* Begin *

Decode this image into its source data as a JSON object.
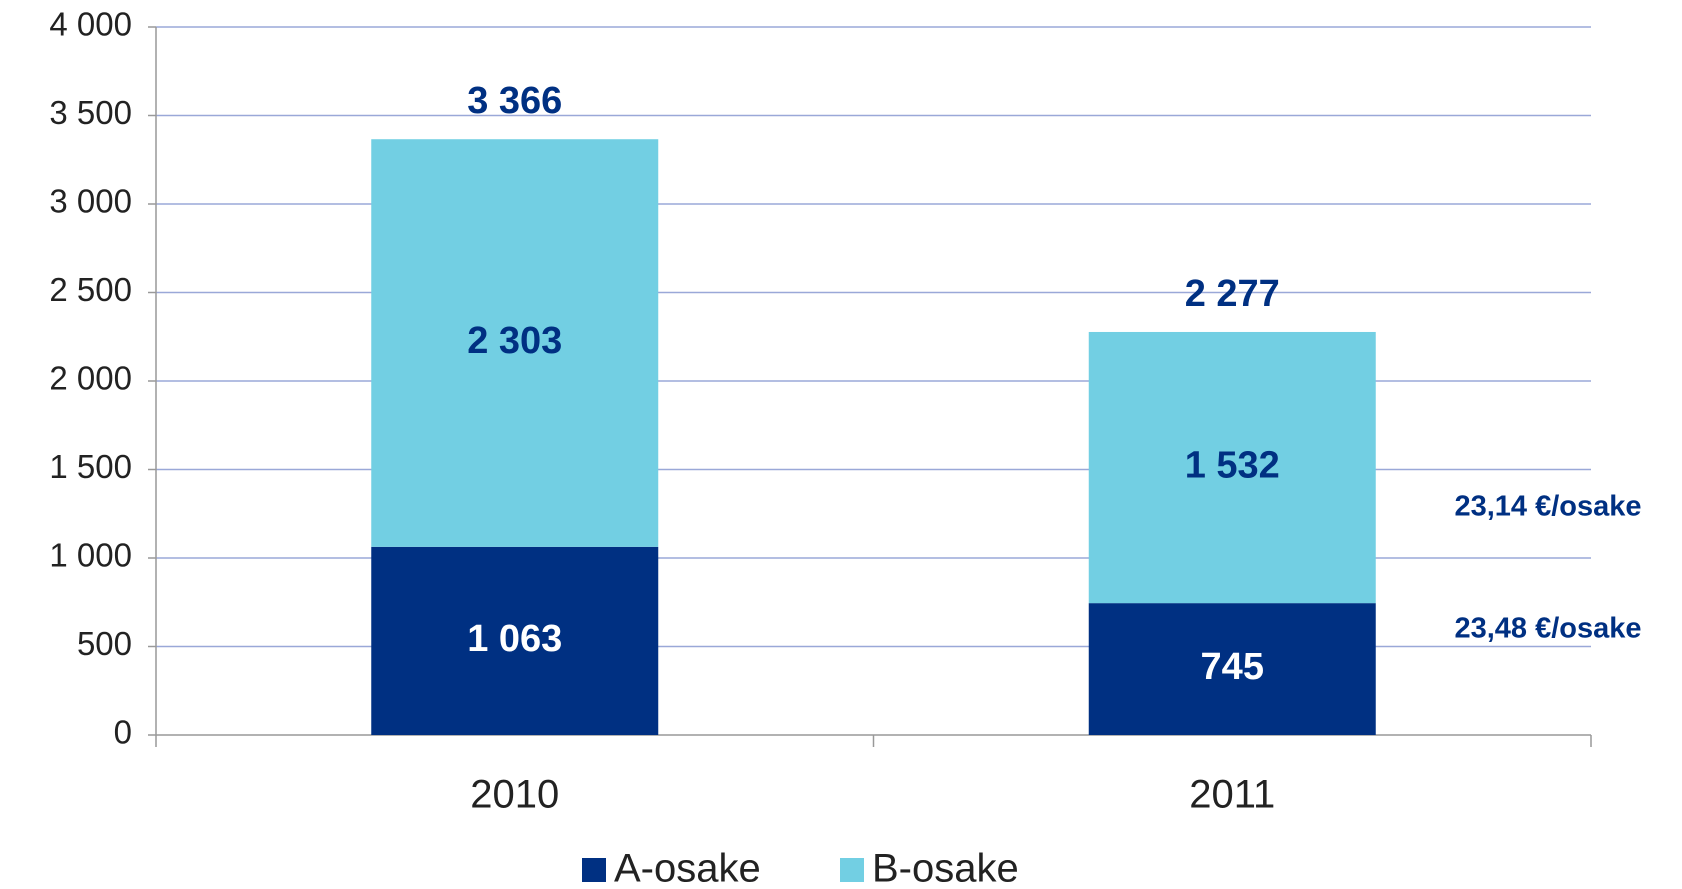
{
  "chart_data": {
    "type": "stacked_bar",
    "categories": [
      "2010",
      "2011"
    ],
    "series": [
      {
        "name": "A-osake",
        "color": "#003082",
        "values": [
          1063,
          745
        ],
        "value_labels": [
          "1 063",
          "745"
        ]
      },
      {
        "name": "B-osake",
        "color": "#72cfe3",
        "values": [
          2303,
          1532
        ],
        "value_labels": [
          "2 303",
          "1 532"
        ]
      }
    ],
    "totals": [
      3366,
      2277
    ],
    "total_labels": [
      "3 366",
      "2 277"
    ],
    "annotations": [
      "23,14 €/osake",
      "23,48 €/osake"
    ],
    "ylim": [
      0,
      4000
    ],
    "yticks": [
      0,
      500,
      {
        "value": 1000,
        "label": "1 000"
      },
      {
        "value": 1500,
        "label": "1 500"
      },
      {
        "value": 2000,
        "label": "2 000"
      },
      {
        "value": 2500,
        "label": "2 500"
      },
      {
        "value": 3000,
        "label": "3 000"
      },
      {
        "value": 3500,
        "label": "3 500"
      },
      {
        "value": 4000,
        "label": "4 000"
      }
    ],
    "grid": true,
    "legend": "bottom"
  }
}
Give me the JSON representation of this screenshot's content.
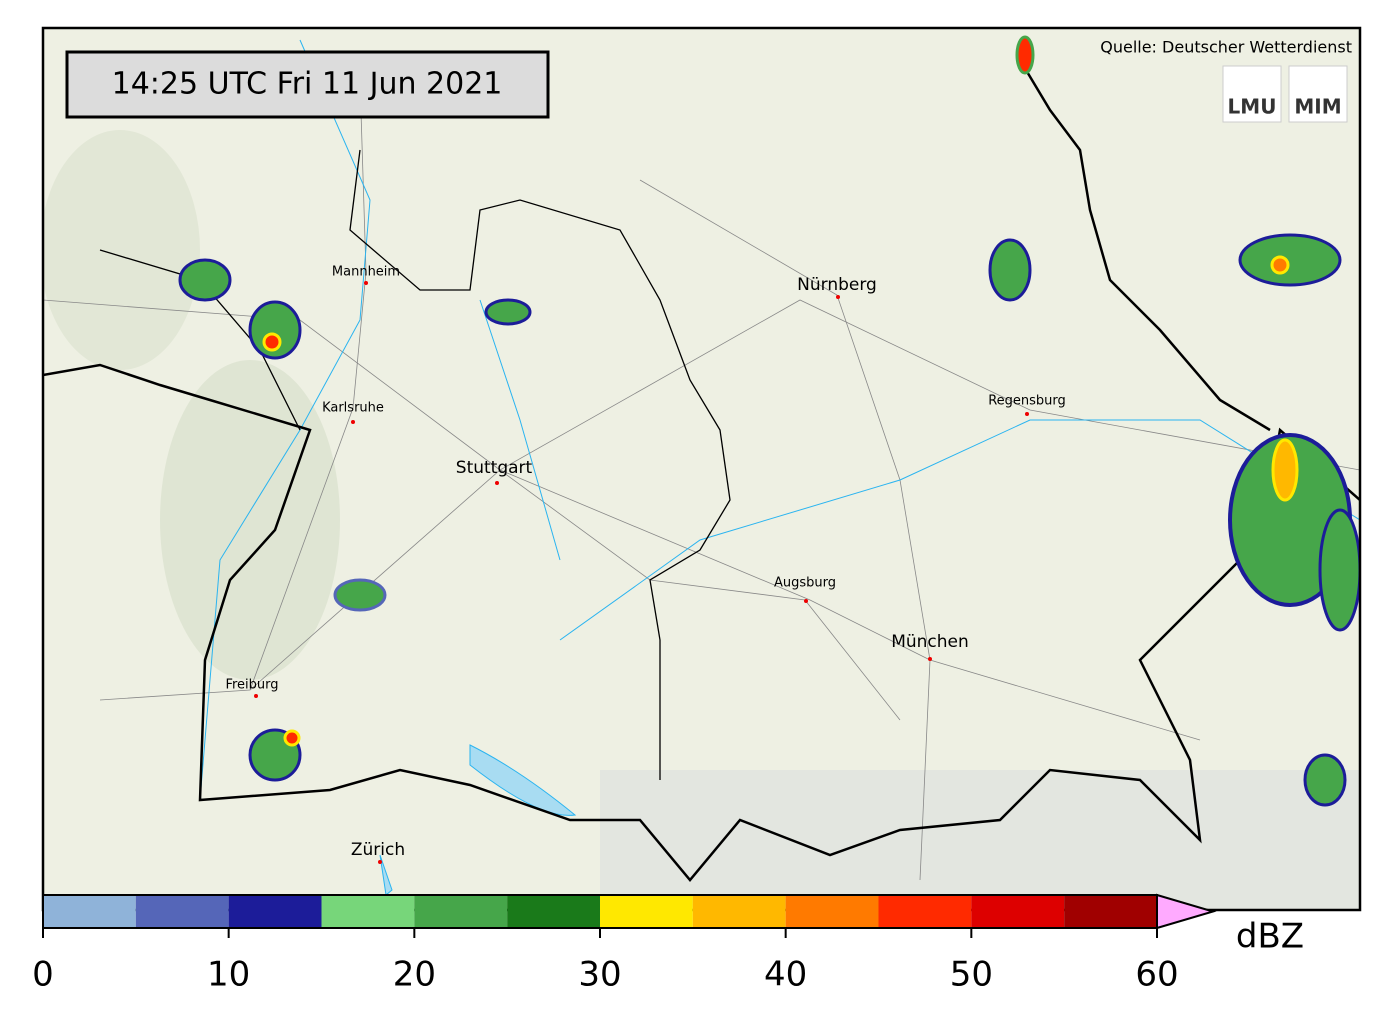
{
  "timestamp": "14:25 UTC  Fri 11 Jun 2021",
  "source": "Quelle: Deutscher Wetterdienst",
  "logos": [
    "LMU",
    "MIM"
  ],
  "cities": [
    "Mannheim",
    "Nürnberg",
    "Karlsruhe",
    "Regensburg",
    "Stuttgart",
    "Augsburg",
    "München",
    "Freiburg",
    "Zürich"
  ],
  "colorbar": {
    "unit": "dBZ",
    "bounds": [
      0,
      5,
      10,
      15,
      20,
      25,
      30,
      35,
      40,
      45,
      50,
      55,
      60
    ],
    "colors": [
      "#8fb3d9",
      "#5566b8",
      "#1c1c99",
      "#77d67a",
      "#46a64a",
      "#1a7a1a",
      "#ffe800",
      "#ffb800",
      "#ff7a00",
      "#ff2a00",
      "#dd0000",
      "#a00000"
    ],
    "extend_color": "#ffaaff",
    "ticks": [
      0,
      10,
      20,
      30,
      40,
      50,
      60
    ]
  }
}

* End *

### TASK INSTRUCTIONS
Pictures must be left out. Repeat exactly the lines from the one containing "Give me the" through the final line of the data.

### ANSWER FOR THIS EXERCISE
Give me the JSON representation of this screenshot's content.
{
  "timestamp": "14:25 UTC  Fri 11 Jun 2021",
  "source": "Quelle: Deutscher Wetterdienst",
  "logos": [
    "LMU",
    "MIM"
  ],
  "cities": [
    "Mannheim",
    "Nürnberg",
    "Karlsruhe",
    "Regensburg",
    "Stuttgart",
    "Augsburg",
    "München",
    "Freiburg",
    "Zürich"
  ],
  "colorbar": {
    "unit": "dBZ",
    "bounds": [
      0,
      5,
      10,
      15,
      20,
      25,
      30,
      35,
      40,
      45,
      50,
      55,
      60
    ],
    "colors": [
      "#8fb3d9",
      "#5566b8",
      "#1c1c99",
      "#77d67a",
      "#46a64a",
      "#1a7a1a",
      "#ffe800",
      "#ffb800",
      "#ff7a00",
      "#ff2a00",
      "#dd0000",
      "#a00000"
    ],
    "extend_color": "#ffaaff",
    "ticks": [
      0,
      10,
      20,
      30,
      40,
      50,
      60
    ]
  }
}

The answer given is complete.